Data entries for graphics
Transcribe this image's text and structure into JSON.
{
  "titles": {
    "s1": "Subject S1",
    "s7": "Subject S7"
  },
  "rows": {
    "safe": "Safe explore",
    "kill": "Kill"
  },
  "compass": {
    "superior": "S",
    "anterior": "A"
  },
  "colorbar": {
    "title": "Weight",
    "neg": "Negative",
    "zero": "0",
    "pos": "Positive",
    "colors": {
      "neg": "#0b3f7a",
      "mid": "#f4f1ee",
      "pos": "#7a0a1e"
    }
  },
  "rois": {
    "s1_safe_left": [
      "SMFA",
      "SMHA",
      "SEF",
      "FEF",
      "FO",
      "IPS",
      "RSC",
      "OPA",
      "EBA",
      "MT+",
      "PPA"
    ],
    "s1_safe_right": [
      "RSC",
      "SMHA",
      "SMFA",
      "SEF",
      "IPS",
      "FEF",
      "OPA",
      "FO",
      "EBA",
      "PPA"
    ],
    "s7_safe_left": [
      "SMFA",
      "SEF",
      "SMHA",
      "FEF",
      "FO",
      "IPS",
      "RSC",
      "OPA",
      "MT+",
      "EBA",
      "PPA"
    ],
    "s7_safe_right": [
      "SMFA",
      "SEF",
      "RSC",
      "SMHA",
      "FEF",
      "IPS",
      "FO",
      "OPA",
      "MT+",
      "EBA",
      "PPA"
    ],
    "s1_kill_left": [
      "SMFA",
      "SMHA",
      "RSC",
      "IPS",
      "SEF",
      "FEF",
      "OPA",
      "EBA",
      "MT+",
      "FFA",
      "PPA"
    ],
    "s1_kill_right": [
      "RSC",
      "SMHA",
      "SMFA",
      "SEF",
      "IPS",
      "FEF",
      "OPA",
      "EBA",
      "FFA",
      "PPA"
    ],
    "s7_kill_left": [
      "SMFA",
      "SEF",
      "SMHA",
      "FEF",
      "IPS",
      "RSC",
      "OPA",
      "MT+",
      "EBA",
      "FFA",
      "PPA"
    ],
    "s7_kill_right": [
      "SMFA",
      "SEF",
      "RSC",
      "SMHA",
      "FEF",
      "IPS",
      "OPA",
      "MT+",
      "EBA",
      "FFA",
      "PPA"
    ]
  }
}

# [Exercise goal]
Please repeat all the records above exactly as they appear.

# [Task output]
Transcribe this image's text and structure into JSON.
{
  "titles": {
    "s1": "Subject S1",
    "s7": "Subject S7"
  },
  "rows": {
    "safe": "Safe explore",
    "kill": "Kill"
  },
  "compass": {
    "superior": "S",
    "anterior": "A"
  },
  "colorbar": {
    "title": "Weight",
    "neg": "Negative",
    "zero": "0",
    "pos": "Positive",
    "colors": {
      "neg": "#0b3f7a",
      "mid": "#f4f1ee",
      "pos": "#7a0a1e"
    }
  },
  "rois": {
    "s1_safe_left": [
      "SMFA",
      "SMHA",
      "SEF",
      "FEF",
      "FO",
      "IPS",
      "RSC",
      "OPA",
      "EBA",
      "MT+",
      "PPA"
    ],
    "s1_safe_right": [
      "RSC",
      "SMHA",
      "SMFA",
      "SEF",
      "IPS",
      "FEF",
      "OPA",
      "FO",
      "EBA",
      "PPA"
    ],
    "s7_safe_left": [
      "SMFA",
      "SEF",
      "SMHA",
      "FEF",
      "FO",
      "IPS",
      "RSC",
      "OPA",
      "MT+",
      "EBA",
      "PPA"
    ],
    "s7_safe_right": [
      "SMFA",
      "SEF",
      "RSC",
      "SMHA",
      "FEF",
      "IPS",
      "FO",
      "OPA",
      "MT+",
      "EBA",
      "PPA"
    ],
    "s1_kill_left": [
      "SMFA",
      "SMHA",
      "RSC",
      "IPS",
      "SEF",
      "FEF",
      "OPA",
      "EBA",
      "MT+",
      "FFA",
      "PPA"
    ],
    "s1_kill_right": [
      "RSC",
      "SMHA",
      "SMFA",
      "SEF",
      "IPS",
      "FEF",
      "OPA",
      "EBA",
      "FFA",
      "PPA"
    ],
    "s7_kill_left": [
      "SMFA",
      "SEF",
      "SMHA",
      "FEF",
      "IPS",
      "RSC",
      "OPA",
      "MT+",
      "EBA",
      "FFA",
      "PPA"
    ],
    "s7_kill_right": [
      "SMFA",
      "SEF",
      "RSC",
      "SMHA",
      "FEF",
      "IPS",
      "OPA",
      "MT+",
      "EBA",
      "FFA",
      "PPA"
    ]
  }
}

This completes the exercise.